An exact copy of all the data is required, with pictures left out.

__Material for this task__

###

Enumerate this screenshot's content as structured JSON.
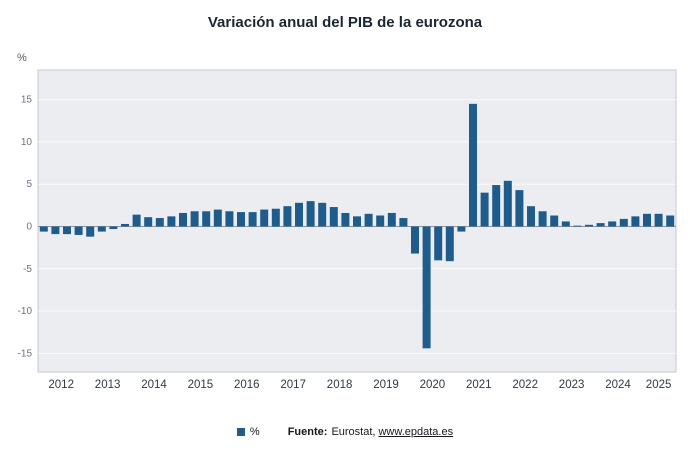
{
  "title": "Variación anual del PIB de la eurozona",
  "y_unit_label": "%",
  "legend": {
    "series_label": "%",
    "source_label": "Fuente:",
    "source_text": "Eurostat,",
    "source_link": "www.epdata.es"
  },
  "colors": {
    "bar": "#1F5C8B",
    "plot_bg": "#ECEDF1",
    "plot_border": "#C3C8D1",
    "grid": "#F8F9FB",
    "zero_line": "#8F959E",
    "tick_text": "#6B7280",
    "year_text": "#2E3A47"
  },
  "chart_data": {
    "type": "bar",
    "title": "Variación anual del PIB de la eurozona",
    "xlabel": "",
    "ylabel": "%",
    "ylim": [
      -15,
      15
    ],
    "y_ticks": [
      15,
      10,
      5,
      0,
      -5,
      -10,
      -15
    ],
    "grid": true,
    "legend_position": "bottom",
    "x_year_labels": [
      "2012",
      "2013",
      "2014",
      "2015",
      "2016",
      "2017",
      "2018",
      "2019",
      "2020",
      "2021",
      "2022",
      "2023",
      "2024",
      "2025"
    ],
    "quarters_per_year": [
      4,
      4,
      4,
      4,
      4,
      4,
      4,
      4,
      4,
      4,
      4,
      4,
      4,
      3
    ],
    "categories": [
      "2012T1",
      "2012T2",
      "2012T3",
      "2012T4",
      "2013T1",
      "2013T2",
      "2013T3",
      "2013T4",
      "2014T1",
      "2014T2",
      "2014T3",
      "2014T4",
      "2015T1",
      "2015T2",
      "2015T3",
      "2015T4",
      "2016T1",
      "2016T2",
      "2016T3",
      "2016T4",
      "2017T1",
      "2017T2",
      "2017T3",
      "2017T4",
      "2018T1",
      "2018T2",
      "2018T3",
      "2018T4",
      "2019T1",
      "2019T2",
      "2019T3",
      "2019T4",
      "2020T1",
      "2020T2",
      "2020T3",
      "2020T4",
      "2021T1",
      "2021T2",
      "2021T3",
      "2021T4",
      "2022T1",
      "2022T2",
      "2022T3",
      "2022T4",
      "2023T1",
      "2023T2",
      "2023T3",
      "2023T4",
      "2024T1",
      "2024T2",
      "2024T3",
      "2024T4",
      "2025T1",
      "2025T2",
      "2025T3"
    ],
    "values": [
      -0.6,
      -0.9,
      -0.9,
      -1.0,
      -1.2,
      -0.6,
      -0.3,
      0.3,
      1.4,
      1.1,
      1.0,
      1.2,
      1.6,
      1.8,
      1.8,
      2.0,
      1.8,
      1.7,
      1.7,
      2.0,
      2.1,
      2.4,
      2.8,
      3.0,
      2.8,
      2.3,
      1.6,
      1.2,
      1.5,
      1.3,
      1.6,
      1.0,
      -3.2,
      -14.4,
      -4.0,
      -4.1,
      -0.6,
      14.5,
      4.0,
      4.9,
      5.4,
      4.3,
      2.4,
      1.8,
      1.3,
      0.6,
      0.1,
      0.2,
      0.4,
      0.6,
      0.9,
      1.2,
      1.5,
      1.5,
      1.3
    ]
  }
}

###

__Exercise solution__
Enumerate this screenshot's content as structured JSON.
{
  "title": "Variación anual del PIB de la eurozona",
  "y_unit_label": "%",
  "legend": {
    "series_label": "%",
    "source_label": "Fuente:",
    "source_text": "Eurostat,",
    "source_link": "www.epdata.es"
  },
  "colors": {
    "bar": "#1F5C8B",
    "plot_bg": "#ECEDF1",
    "plot_border": "#C3C8D1",
    "grid": "#F8F9FB",
    "zero_line": "#8F959E",
    "tick_text": "#6B7280",
    "year_text": "#2E3A47"
  },
  "chart_data": {
    "type": "bar",
    "title": "Variación anual del PIB de la eurozona",
    "xlabel": "",
    "ylabel": "%",
    "ylim": [
      -15,
      15
    ],
    "y_ticks": [
      15,
      10,
      5,
      0,
      -5,
      -10,
      -15
    ],
    "grid": true,
    "legend_position": "bottom",
    "x_year_labels": [
      "2012",
      "2013",
      "2014",
      "2015",
      "2016",
      "2017",
      "2018",
      "2019",
      "2020",
      "2021",
      "2022",
      "2023",
      "2024",
      "2025"
    ],
    "quarters_per_year": [
      4,
      4,
      4,
      4,
      4,
      4,
      4,
      4,
      4,
      4,
      4,
      4,
      4,
      3
    ],
    "categories": [
      "2012T1",
      "2012T2",
      "2012T3",
      "2012T4",
      "2013T1",
      "2013T2",
      "2013T3",
      "2013T4",
      "2014T1",
      "2014T2",
      "2014T3",
      "2014T4",
      "2015T1",
      "2015T2",
      "2015T3",
      "2015T4",
      "2016T1",
      "2016T2",
      "2016T3",
      "2016T4",
      "2017T1",
      "2017T2",
      "2017T3",
      "2017T4",
      "2018T1",
      "2018T2",
      "2018T3",
      "2018T4",
      "2019T1",
      "2019T2",
      "2019T3",
      "2019T4",
      "2020T1",
      "2020T2",
      "2020T3",
      "2020T4",
      "2021T1",
      "2021T2",
      "2021T3",
      "2021T4",
      "2022T1",
      "2022T2",
      "2022T3",
      "2022T4",
      "2023T1",
      "2023T2",
      "2023T3",
      "2023T4",
      "2024T1",
      "2024T2",
      "2024T3",
      "2024T4",
      "2025T1",
      "2025T2",
      "2025T3"
    ],
    "values": [
      -0.6,
      -0.9,
      -0.9,
      -1.0,
      -1.2,
      -0.6,
      -0.3,
      0.3,
      1.4,
      1.1,
      1.0,
      1.2,
      1.6,
      1.8,
      1.8,
      2.0,
      1.8,
      1.7,
      1.7,
      2.0,
      2.1,
      2.4,
      2.8,
      3.0,
      2.8,
      2.3,
      1.6,
      1.2,
      1.5,
      1.3,
      1.6,
      1.0,
      -3.2,
      -14.4,
      -4.0,
      -4.1,
      -0.6,
      14.5,
      4.0,
      4.9,
      5.4,
      4.3,
      2.4,
      1.8,
      1.3,
      0.6,
      0.1,
      0.2,
      0.4,
      0.6,
      0.9,
      1.2,
      1.5,
      1.5,
      1.3
    ]
  }
}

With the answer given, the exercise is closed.